If Henry De la Beche ever thought himself criticized with undue harshness (and he did), it might have had something to do with his nose for trouble. As a central figure in a protracted debate about geologic formations in Devonshire, De la Beche studied geology and drew caricatures in the early 19th century. His work, along with that of many other geologists, eventually led to the identification of major geologic periods in the Paleozoic.

In 1834, Roderick Impey Murchison — one of De la Beche's fellow gentleman scientists — was publicizing his "discovery" that a rock formation known as the Greywacke (or Grauwacke) predated the appearance of terrestrial plants. If correct, this finding had huge economic implications. England's favorite 19th-century power source was coal, and coal seams result from ancient swamps. If the Greywacke had no fossil plants, it certainly had no coal seams, and coal miners could save money by looking elsewhere. Unfortunately for Murchison, his hypothesis was wrong, and De la Beche found the proof: fossil plants in the Greywacke that looked like those found in the Carboniferous (the formation best known for its coal deposits). De la Beche shipped a box of his newly discovered fossils to an expert for identification with the understated note, "the specimens, as I need not tell you, acquire considerable interest." They also acquired Murchison's considerable animosity — he had already suppressed the paper of another gentleman geologist who contradicted his hypothesis. When Murchison publicly questioned De la Beche's ability to identify rock formations, De la Beche should not have been surprised, but he apparently was. One result of the Murchison-De la Beche quarrel was this caricature.

◆ ◆ ◆ ◆ ◆

(WRITTEN INSTRUCTION) In the passage on Henry De la Beche, what did De la Beche find in the Greywacke that proved Murchison's hypothesis wrong?

◆ ◆ ◆ ◆ ◆

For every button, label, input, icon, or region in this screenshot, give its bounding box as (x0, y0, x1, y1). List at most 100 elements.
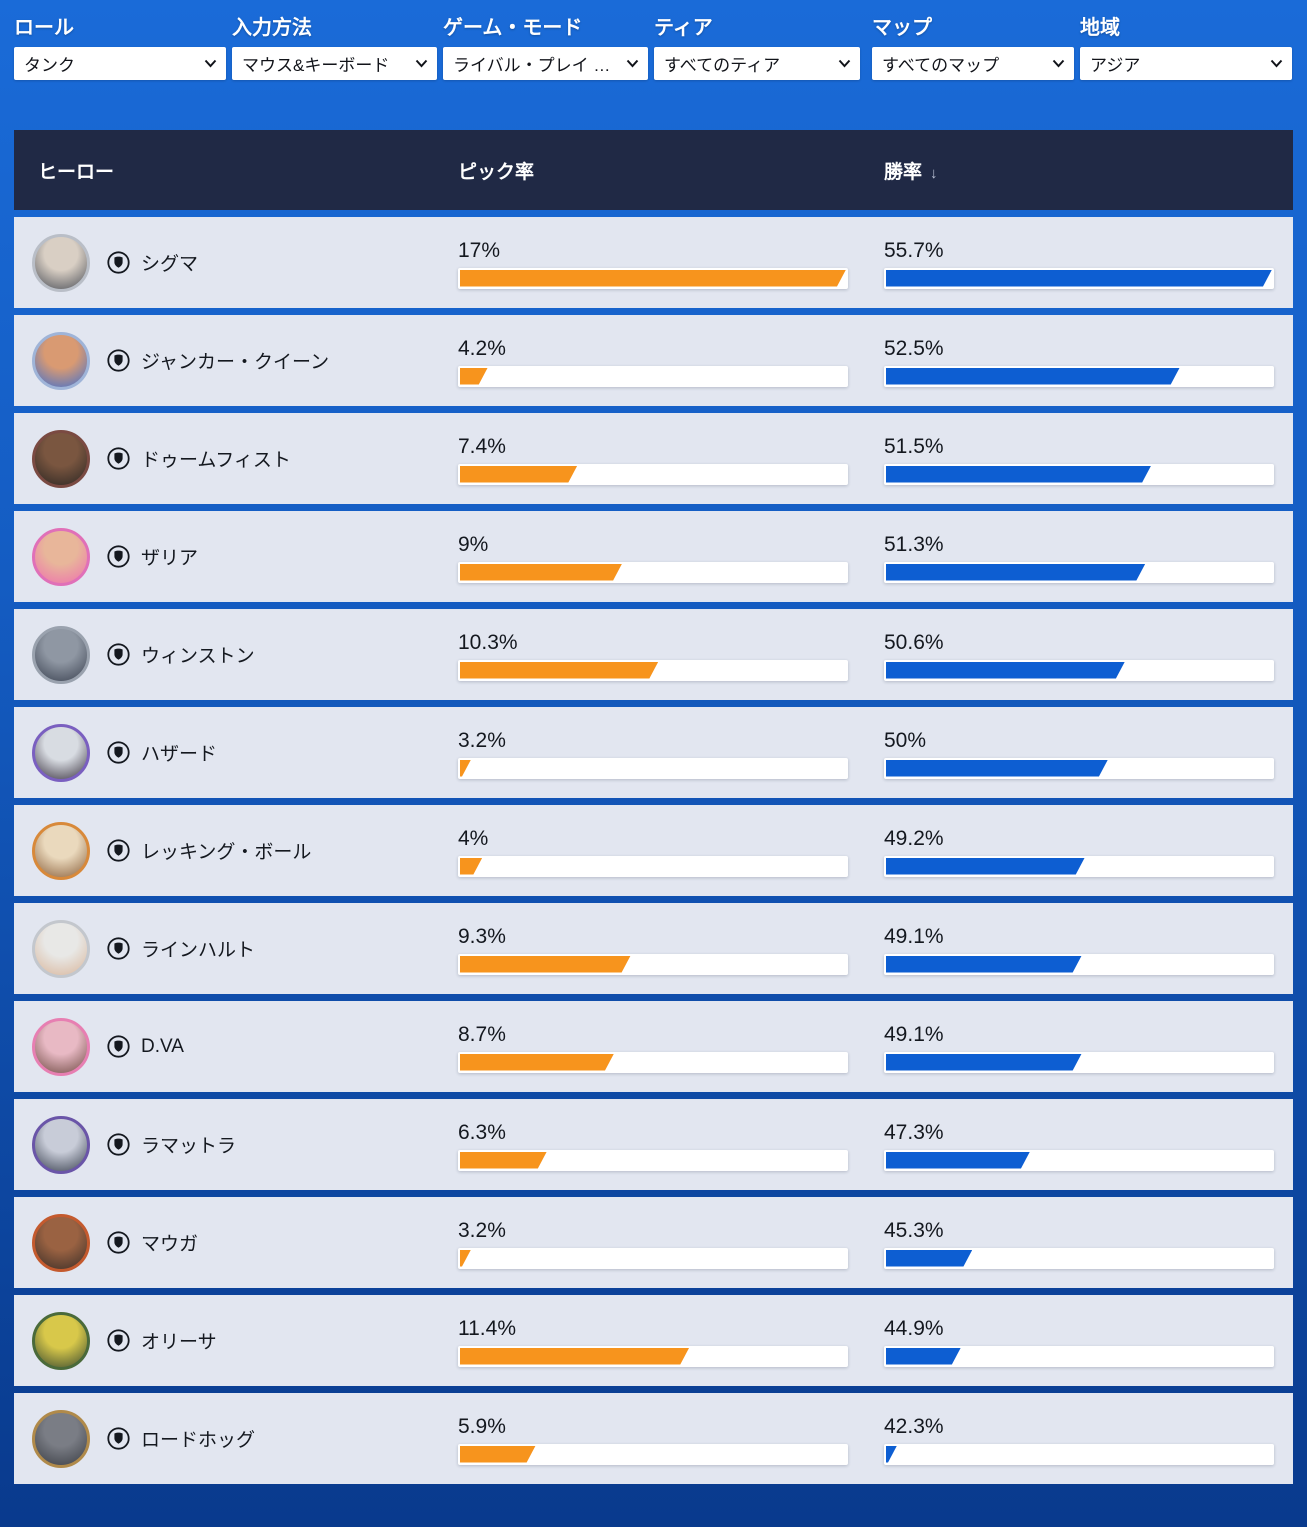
filter-selected-value: タンク (24, 56, 75, 75)
win-rate-value: 55.7% (884, 238, 944, 262)
hero-avatar (32, 1311, 90, 1370)
hero-row[interactable]: ウィンストン 10.3% 50.6% (14, 609, 1293, 700)
hero-avatar (32, 1017, 90, 1076)
win-rate-value: 50% (884, 728, 927, 752)
tank-role-icon (106, 642, 131, 667)
win-rate-bar-fill (886, 1348, 961, 1365)
filter-group-role: ロール タンク (14, 16, 226, 80)
pick-rate-bar-fill (460, 368, 488, 385)
column-header-pick-rate[interactable]: ピック率 (458, 161, 535, 183)
hero-avatar (32, 1115, 90, 1174)
win-rate-value: 51.5% (884, 434, 944, 458)
hero-row[interactable]: オリーサ 11.4% 44.9% (14, 1295, 1293, 1386)
hero-row[interactable]: ザリア 9% 51.3% (14, 511, 1293, 602)
column-header-hero[interactable]: ヒーロー (38, 161, 115, 183)
tank-role-icon (106, 838, 131, 863)
win-rate-bar-fill (886, 564, 1145, 581)
pick-rate-value: 10.3% (458, 630, 518, 654)
hero-avatar (32, 331, 90, 390)
win-rate-bar (884, 365, 1274, 387)
pick-rate-bar (458, 1345, 848, 1367)
filter-game-mode-select[interactable]: ライバル・プレイ … (443, 47, 648, 80)
tank-role-icon (106, 1328, 131, 1353)
hero-row[interactable]: ハザード 3.2% 50% (14, 707, 1293, 798)
pick-rate-bar-fill (460, 466, 577, 483)
pick-rate-bar (458, 1149, 848, 1171)
chevron-down-icon (204, 55, 217, 73)
hero-row[interactable]: ラマットラ 6.3% 47.3% (14, 1099, 1293, 1190)
pick-rate-value: 7.4% (458, 434, 506, 458)
column-header-win-rate[interactable]: 勝率 ↓ (884, 157, 1293, 184)
filter-map-select[interactable]: すべてのマップ (872, 47, 1074, 80)
hero-avatar (32, 527, 90, 586)
tank-role-icon (106, 936, 131, 961)
hero-row[interactable]: マウガ 3.2% 45.3% (14, 1197, 1293, 1288)
hero-row[interactable]: D.VA 8.7% 49.1% (14, 1001, 1293, 1092)
filter-group-region: 地域 アジア (1080, 16, 1292, 80)
hero-row[interactable]: ジャンカー・クイーン 4.2% 52.5% (14, 315, 1293, 406)
tank-role-icon (106, 348, 131, 373)
chevron-down-icon (626, 55, 639, 73)
tank-role-icon (106, 1426, 131, 1451)
win-rate-bar-fill (886, 956, 1082, 973)
hero-row[interactable]: ラインハルト 9.3% 49.1% (14, 903, 1293, 994)
tank-role-icon (106, 250, 131, 275)
pick-rate-bar (458, 855, 848, 877)
hero-row[interactable]: シグマ 17% 55.7% (14, 217, 1293, 308)
hero-row[interactable]: レッキング・ボール 4% 49.2% (14, 805, 1293, 896)
hero-stats-table: ヒーロー ピック率 勝率 ↓ シグマ 17% 55.7% (14, 130, 1293, 1484)
pick-rate-value: 9.3% (458, 924, 506, 948)
hero-name: ジャンカー・クイーン (141, 352, 330, 373)
hero-name: ハザード (141, 744, 218, 765)
hero-name: レッキング・ボール (141, 842, 312, 863)
filter-selected-value: アジア (1090, 56, 1141, 75)
filter-label: ゲーム・モード (443, 17, 583, 39)
filter-group-game-mode: ゲーム・モード ライバル・プレイ … (443, 16, 648, 80)
hero-name: ザリア (141, 548, 199, 569)
filter-label: 地域 (1080, 17, 1120, 39)
pick-rate-bar-fill (460, 270, 846, 287)
filter-selected-value: すべてのマップ (882, 56, 1000, 75)
win-rate-bar (884, 1051, 1274, 1073)
pick-rate-bar-fill (460, 662, 658, 679)
hero-avatar (32, 723, 90, 782)
filter-role-select[interactable]: タンク (14, 47, 226, 80)
pick-rate-value: 3.2% (458, 728, 506, 752)
hero-avatar (32, 429, 90, 488)
filter-input-select[interactable]: マウス&キーボード (232, 47, 437, 80)
sort-descending-icon: ↓ (930, 164, 938, 182)
filter-tier-select[interactable]: すべてのティア (654, 47, 860, 80)
pick-rate-bar-fill (460, 1348, 689, 1365)
win-rate-bar (884, 1247, 1274, 1269)
hero-name: ラマットラ (141, 1136, 237, 1157)
filter-label: ティア (654, 17, 713, 39)
win-rate-bar-fill (886, 760, 1108, 777)
pick-rate-bar (458, 365, 848, 387)
win-rate-value: 45.3% (884, 1218, 944, 1242)
hero-name: ラインハルト (141, 940, 256, 961)
pick-rate-bar-fill (460, 564, 622, 581)
win-rate-value: 49.1% (884, 1022, 944, 1046)
pick-rate-value: 3.2% (458, 1218, 506, 1242)
pick-rate-bar (458, 659, 848, 681)
pick-rate-value: 4% (458, 826, 489, 850)
pick-rate-bar-fill (460, 1446, 536, 1463)
hero-avatar (32, 625, 90, 684)
filter-bar: ロール タンク 入力方法 マウス&キーボード ゲーム・モード ライバル・プレイ … (0, 0, 1307, 80)
win-rate-bar-fill (886, 466, 1151, 483)
win-rate-bar-fill (886, 1446, 897, 1463)
filter-region-select[interactable]: アジア (1080, 47, 1292, 80)
chevron-down-icon (415, 55, 428, 73)
pick-rate-bar (458, 1051, 848, 1073)
win-rate-bar (884, 1345, 1274, 1367)
pick-rate-value: 8.7% (458, 1022, 506, 1046)
hero-row[interactable]: ロードホッグ 5.9% 42.3% (14, 1393, 1293, 1484)
hero-name: ロードホッグ (141, 1430, 256, 1451)
hero-name: オリーサ (141, 1332, 217, 1353)
hero-row[interactable]: ドゥームフィスト 7.4% 51.5% (14, 413, 1293, 504)
filter-selected-value: すべてのティア (664, 56, 781, 75)
win-rate-bar (884, 659, 1274, 681)
pick-rate-bar-fill (460, 1054, 614, 1071)
filter-selected-value: ライバル・プレイ … (453, 56, 611, 75)
win-rate-value: 49.1% (884, 924, 944, 948)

◆ ◆ ◆ ◆ ◆

(EXERCISE OUTPUT) Fossil plants that looked like those found in the Carboniferous.